═════ DATASET

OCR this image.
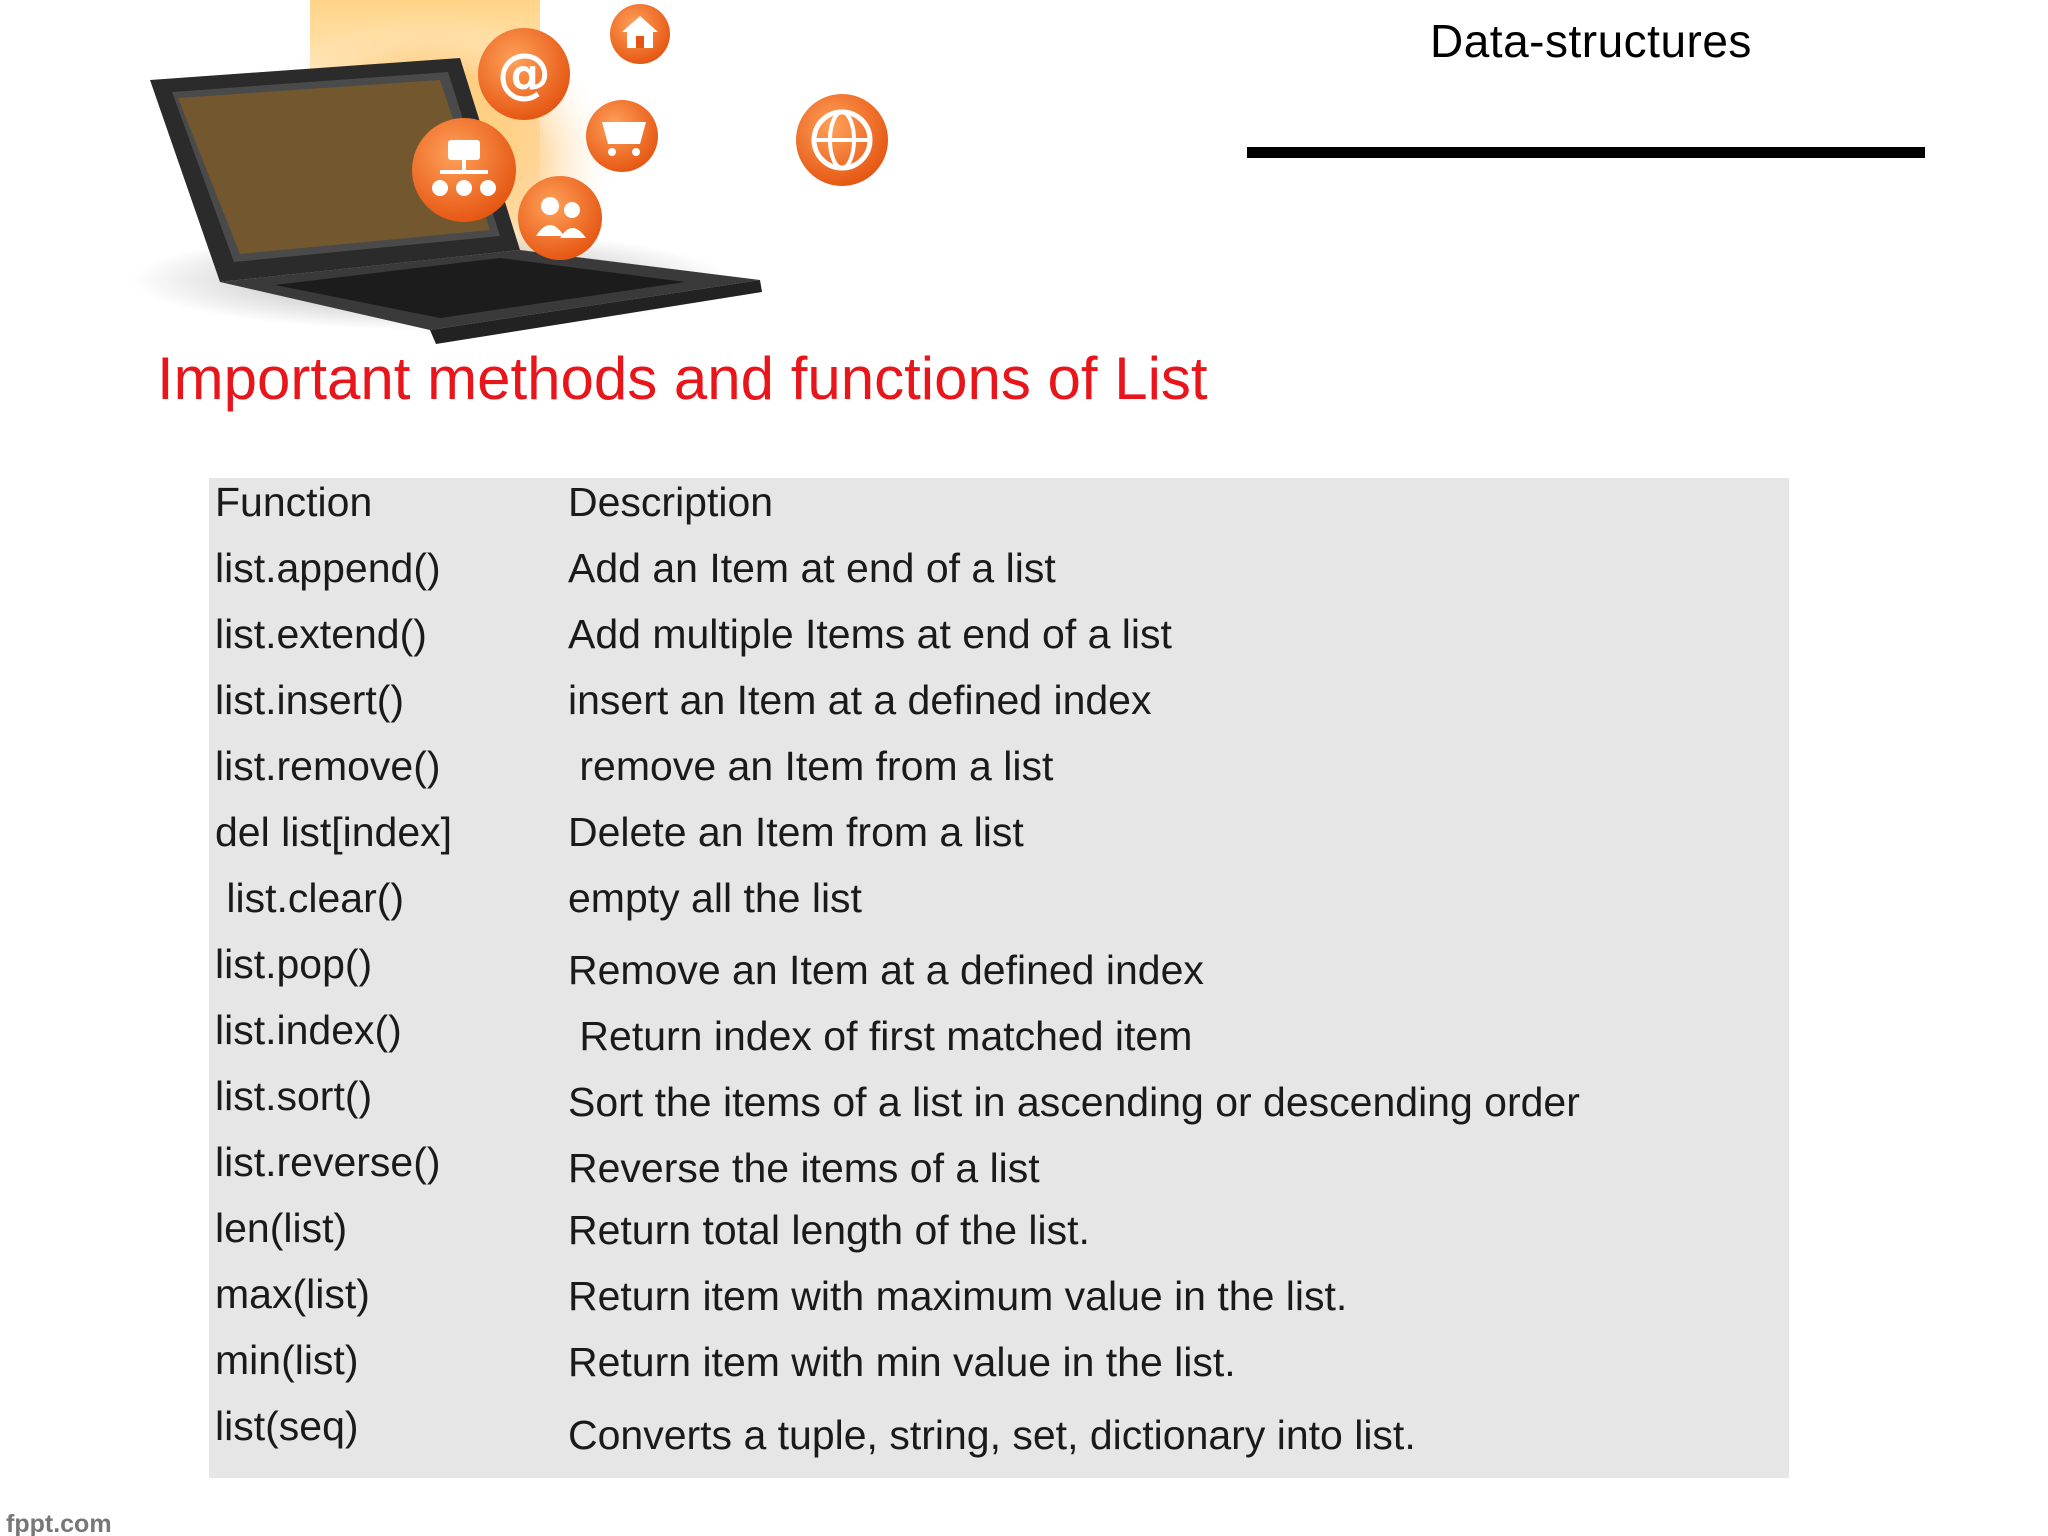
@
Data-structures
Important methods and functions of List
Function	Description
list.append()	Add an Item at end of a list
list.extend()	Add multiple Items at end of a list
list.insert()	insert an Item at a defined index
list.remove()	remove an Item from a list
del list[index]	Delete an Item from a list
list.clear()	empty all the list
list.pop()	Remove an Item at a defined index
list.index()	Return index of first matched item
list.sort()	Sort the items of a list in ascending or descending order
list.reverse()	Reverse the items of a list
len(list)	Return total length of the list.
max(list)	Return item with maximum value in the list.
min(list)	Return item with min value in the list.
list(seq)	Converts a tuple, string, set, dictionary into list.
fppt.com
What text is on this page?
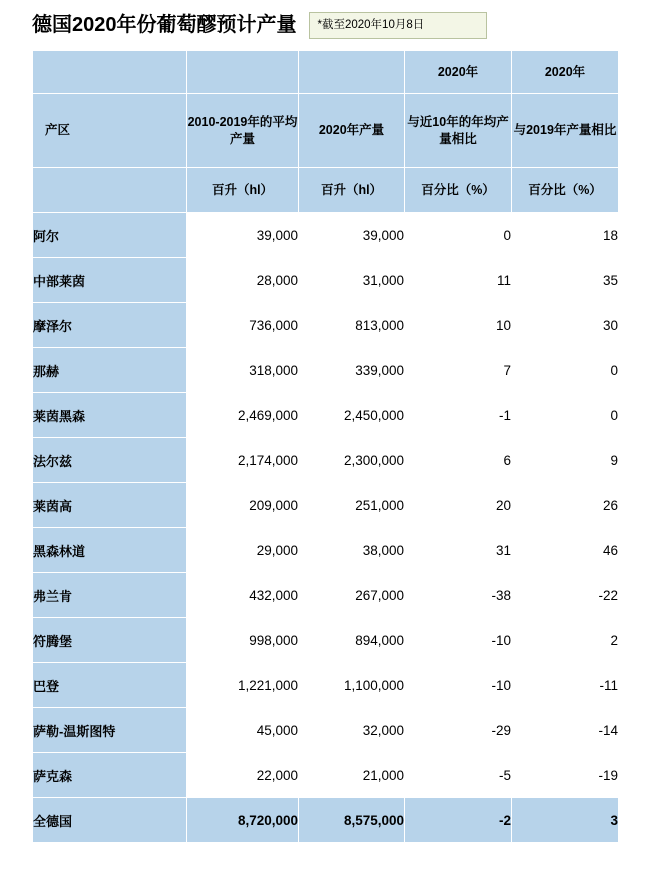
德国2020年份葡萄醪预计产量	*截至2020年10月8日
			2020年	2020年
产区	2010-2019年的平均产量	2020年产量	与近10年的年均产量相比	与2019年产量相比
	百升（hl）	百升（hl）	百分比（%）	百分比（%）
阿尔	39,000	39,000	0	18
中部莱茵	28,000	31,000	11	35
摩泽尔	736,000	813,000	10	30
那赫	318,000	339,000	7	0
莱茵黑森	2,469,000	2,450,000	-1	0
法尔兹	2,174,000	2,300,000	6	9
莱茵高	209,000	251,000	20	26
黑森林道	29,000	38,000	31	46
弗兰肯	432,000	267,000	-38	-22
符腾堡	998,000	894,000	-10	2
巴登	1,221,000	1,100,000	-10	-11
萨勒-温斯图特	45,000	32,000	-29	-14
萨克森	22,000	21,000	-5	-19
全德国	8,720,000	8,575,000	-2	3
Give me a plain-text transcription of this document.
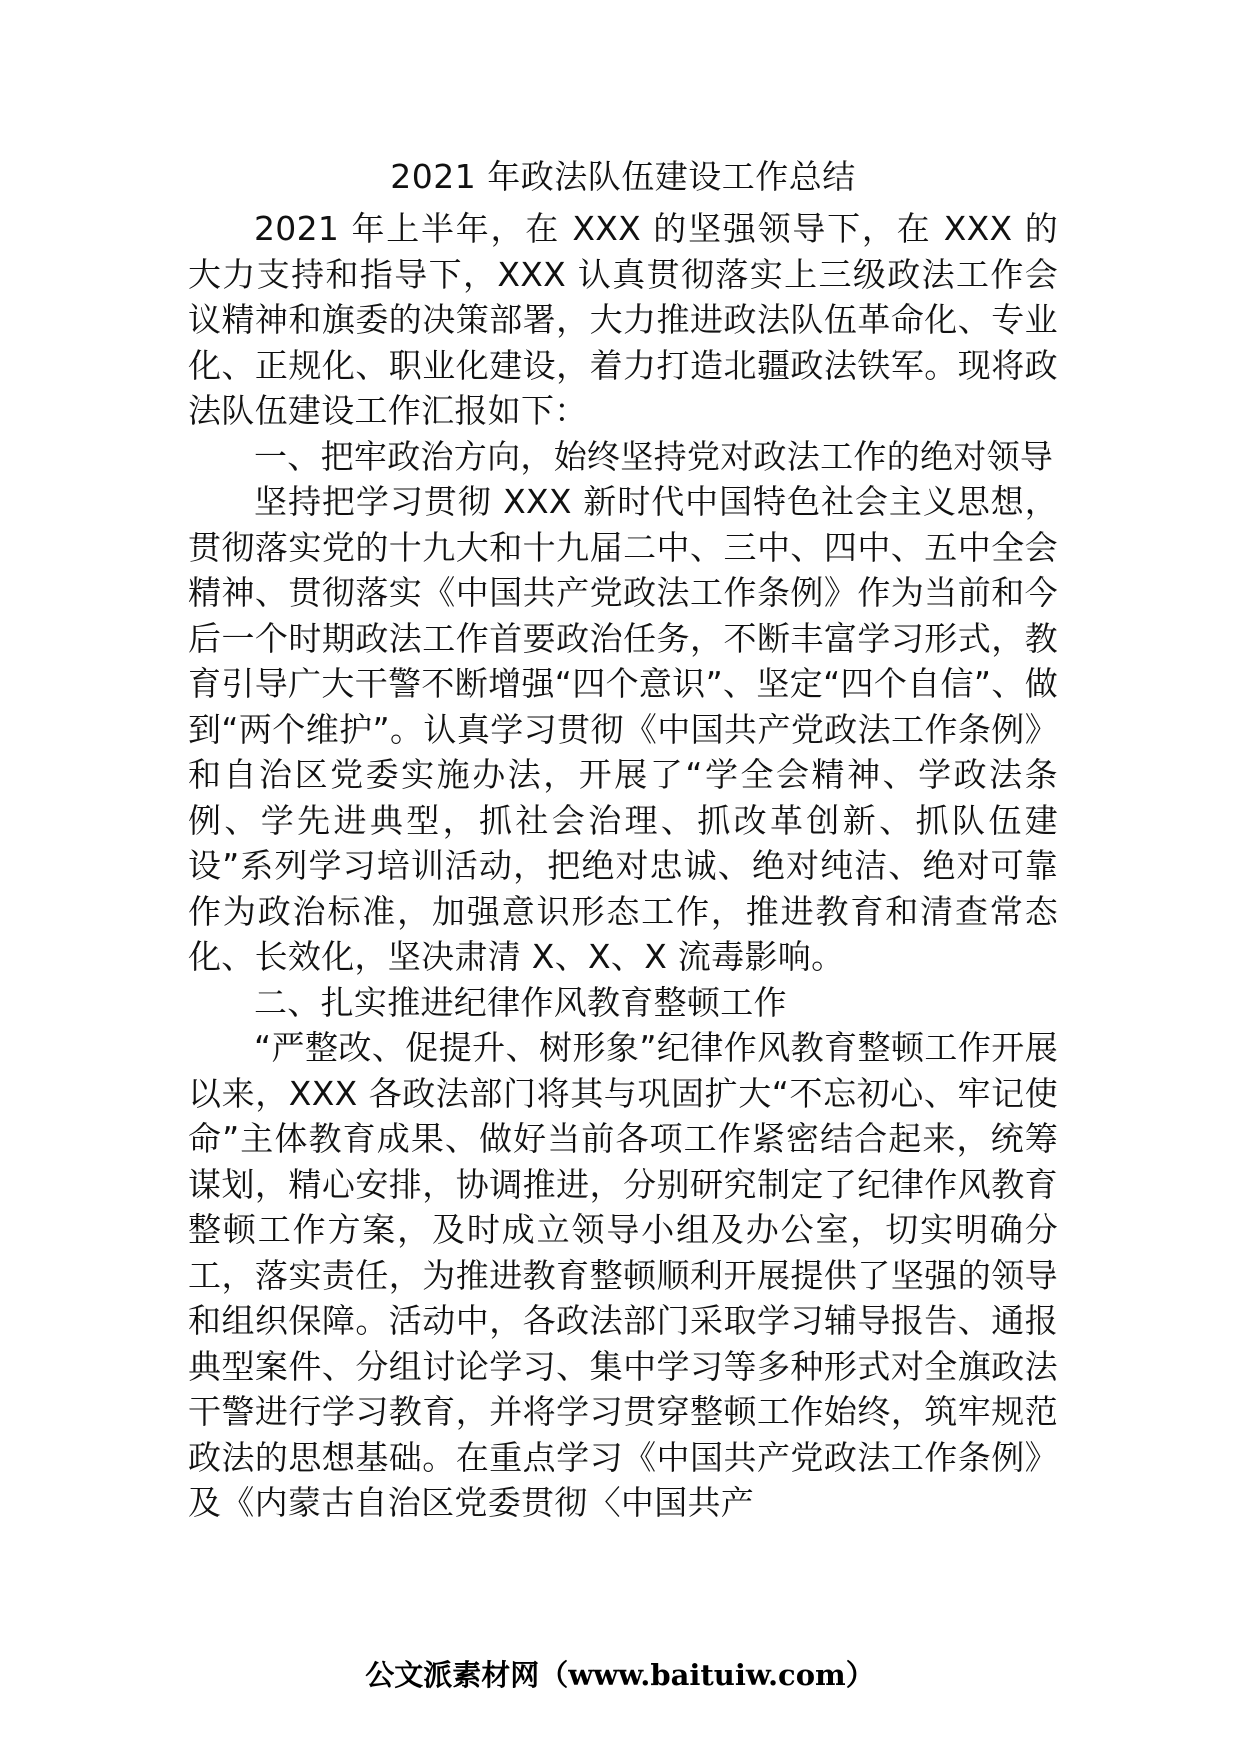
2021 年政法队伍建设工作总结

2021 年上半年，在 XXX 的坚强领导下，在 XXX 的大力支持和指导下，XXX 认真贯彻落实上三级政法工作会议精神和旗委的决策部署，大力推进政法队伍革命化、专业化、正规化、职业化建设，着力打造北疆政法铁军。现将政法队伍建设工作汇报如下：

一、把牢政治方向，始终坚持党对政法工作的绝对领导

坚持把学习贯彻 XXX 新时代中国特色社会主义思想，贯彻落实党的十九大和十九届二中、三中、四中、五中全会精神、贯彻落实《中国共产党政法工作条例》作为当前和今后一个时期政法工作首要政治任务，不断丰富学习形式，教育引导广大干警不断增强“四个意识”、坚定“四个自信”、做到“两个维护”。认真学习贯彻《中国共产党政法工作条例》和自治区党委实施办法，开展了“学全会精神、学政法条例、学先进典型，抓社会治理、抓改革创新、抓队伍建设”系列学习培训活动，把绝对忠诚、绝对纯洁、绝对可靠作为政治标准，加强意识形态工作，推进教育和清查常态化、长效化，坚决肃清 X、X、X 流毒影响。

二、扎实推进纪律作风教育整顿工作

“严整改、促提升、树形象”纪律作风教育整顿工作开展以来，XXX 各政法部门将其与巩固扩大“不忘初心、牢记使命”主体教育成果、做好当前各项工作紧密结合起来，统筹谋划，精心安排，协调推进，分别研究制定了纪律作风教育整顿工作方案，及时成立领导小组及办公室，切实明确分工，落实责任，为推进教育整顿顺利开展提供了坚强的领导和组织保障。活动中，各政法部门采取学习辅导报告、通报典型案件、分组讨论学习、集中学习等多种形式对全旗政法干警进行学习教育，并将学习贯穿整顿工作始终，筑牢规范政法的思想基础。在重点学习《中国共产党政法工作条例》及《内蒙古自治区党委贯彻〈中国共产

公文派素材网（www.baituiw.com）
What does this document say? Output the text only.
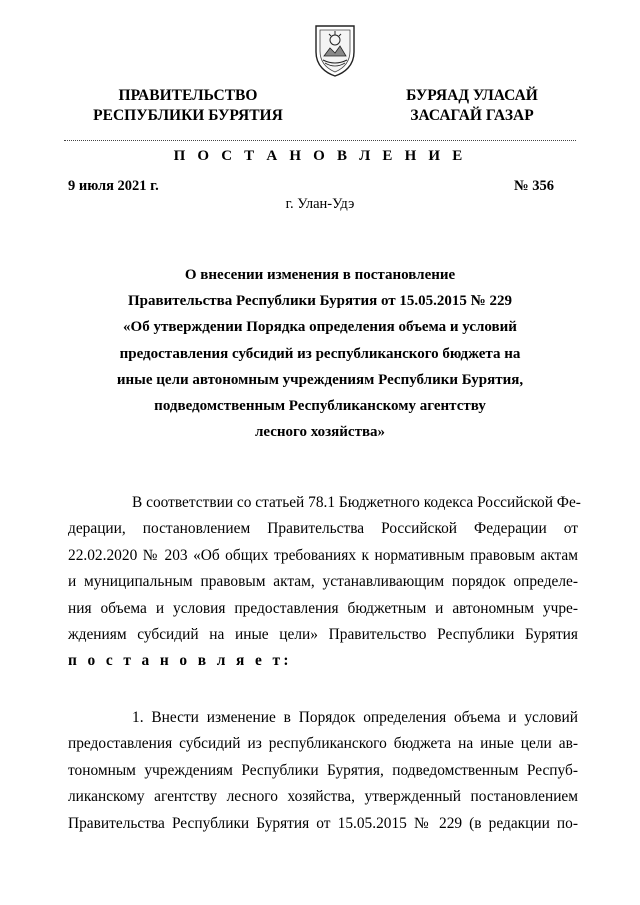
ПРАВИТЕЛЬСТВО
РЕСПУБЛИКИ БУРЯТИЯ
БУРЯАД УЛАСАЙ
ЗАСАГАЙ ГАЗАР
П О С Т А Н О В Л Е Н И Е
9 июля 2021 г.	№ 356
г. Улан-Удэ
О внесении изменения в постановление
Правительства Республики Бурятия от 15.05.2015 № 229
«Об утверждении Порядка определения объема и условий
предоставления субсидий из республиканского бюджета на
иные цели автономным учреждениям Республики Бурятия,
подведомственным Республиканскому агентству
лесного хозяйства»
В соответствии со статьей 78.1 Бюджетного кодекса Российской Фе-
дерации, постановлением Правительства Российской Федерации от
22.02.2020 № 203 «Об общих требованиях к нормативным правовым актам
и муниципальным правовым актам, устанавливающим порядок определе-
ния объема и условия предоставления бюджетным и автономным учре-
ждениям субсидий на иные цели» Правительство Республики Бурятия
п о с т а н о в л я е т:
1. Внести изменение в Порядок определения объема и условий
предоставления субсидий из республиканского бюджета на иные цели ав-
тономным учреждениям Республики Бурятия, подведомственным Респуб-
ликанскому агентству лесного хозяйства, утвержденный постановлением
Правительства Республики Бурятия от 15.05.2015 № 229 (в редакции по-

══════════

TASK BRIEF:
Repeat each record exactly as shown above, dropping all images.

RESPONSE FOR THIS EXERCISE:
OCR this image.
@
Data-structures
Important methods and functions of List
Function	Description
list.append()	Add an Item at end of a list
list.extend()	Add multiple Items at end of a list
list.insert()	insert an Item at a defined index
list.remove()	remove an Item from a list
del list[index]	Delete an Item from a list
list.clear()	empty all the list
list.pop()	Remove an Item at a defined index
list.index()	Return index of first matched item
list.sort()	Sort the items of a list in ascending or descending order
list.reverse()	Reverse the items of a list
len(list)	Return total length of the list.
max(list)	Return item with maximum value in the list.
min(list)	Return item with min value in the list.
list(seq)	Converts a tuple, string, set, dictionary into list.
fppt.com
What text is on this page?
德国2020年份葡萄醪预计产量	*截至2020年10月8日
			2020年	2020年
产区	2010-2019年的平均产量	2020年产量	与近10年的年均产量相比	与2019年产量相比
	百升（hl）	百升（hl）	百分比（%）	百分比（%）
阿尔	39,000	39,000	0	18
中部莱茵	28,000	31,000	11	35
摩泽尔	736,000	813,000	10	30
那赫	318,000	339,000	7	0
莱茵黑森	2,469,000	2,450,000	-1	0
法尔兹	2,174,000	2,300,000	6	9
莱茵高	209,000	251,000	20	26
黑森林道	29,000	38,000	31	46
弗兰肯	432,000	267,000	-38	-22
符腾堡	998,000	894,000	-10	2
巴登	1,221,000	1,100,000	-10	-11
萨勒-温斯图特	45,000	32,000	-29	-14
萨克森	22,000	21,000	-5	-19
全德国	8,720,000	8,575,000	-2	3
Give me a plain-text transcription of this document.
2021 年政法队伍建设工作总结

2021 年上半年，在 XXX 的坚强领导下，在 XXX 的大力支持和指导下，XXX 认真贯彻落实上三级政法工作会议精神和旗委的决策部署，大力推进政法队伍革命化、专业化、正规化、职业化建设，着力打造北疆政法铁军。现将政法队伍建设工作汇报如下：

一、把牢政治方向，始终坚持党对政法工作的绝对领导

坚持把学习贯彻 XXX 新时代中国特色社会主义思想，贯彻落实党的十九大和十九届二中、三中、四中、五中全会精神、贯彻落实《中国共产党政法工作条例》作为当前和今后一个时期政法工作首要政治任务，不断丰富学习形式，教育引导广大干警不断增强“四个意识”、坚定“四个自信”、做到“两个维护”。认真学习贯彻《中国共产党政法工作条例》和自治区党委实施办法，开展了“学全会精神、学政法条例、学先进典型，抓社会治理、抓改革创新、抓队伍建设”系列学习培训活动，把绝对忠诚、绝对纯洁、绝对可靠作为政治标准，加强意识形态工作，推进教育和清查常态化、长效化，坚决肃清 X、X、X 流毒影响。

二、扎实推进纪律作风教育整顿工作

“严整改、促提升、树形象”纪律作风教育整顿工作开展以来，XXX 各政法部门将其与巩固扩大“不忘初心、牢记使命”主体教育成果、做好当前各项工作紧密结合起来，统筹谋划，精心安排，协调推进，分别研究制定了纪律作风教育整顿工作方案，及时成立领导小组及办公室，切实明确分工，落实责任，为推进教育整顿顺利开展提供了坚强的领导和组织保障。活动中，各政法部门采取学习辅导报告、通报典型案件、分组讨论学习、集中学习等多种形式对全旗政法干警进行学习教育，并将学习贯穿整顿工作始终，筑牢规范政法的思想基础。在重点学习《中国共产党政法工作条例》及《内蒙古自治区党委贯彻〈中国共产

公文派素材网（www.baituiw.com）
What does this document say? Output the text only.
ПРАВИТЕЛЬСТВО
РЕСПУБЛИКИ БУРЯТИЯ
БУРЯАД УЛАСАЙ
ЗАСАГАЙ ГАЗАР
П О С Т А Н О В Л Е Н И Е
9 июля 2021 г.	№ 356
г. Улан-Удэ
О внесении изменения в постановление
Правительства Республики Бурятия от 15.05.2015 № 229
«Об утверждении Порядка определения объема и условий
предоставления субсидий из республиканского бюджета на
иные цели автономным учреждениям Республики Бурятия,
подведомственным Республиканскому агентству
лесного хозяйства»
В соответствии со статьей 78.1 Бюджетного кодекса Российской Фе-
дерации, постановлением Правительства Российской Федерации от
22.02.2020 № 203 «Об общих требованиях к нормативным правовым актам
и муниципальным правовым актам, устанавливающим порядок определе-
ния объема и условия предоставления бюджетным и автономным учре-
ждениям субсидий на иные цели» Правительство Республики Бурятия
п о с т а н о в л я е т:
1. Внести изменение в Порядок определения объема и условий
предоставления субсидий из республиканского бюджета на иные цели ав-
тономным учреждениям Республики Бурятия, подведомственным Респуб-
ликанскому агентству лесного хозяйства, утвержденный постановлением
Правительства Республики Бурятия от 15.05.2015 № 229 (в редакции по-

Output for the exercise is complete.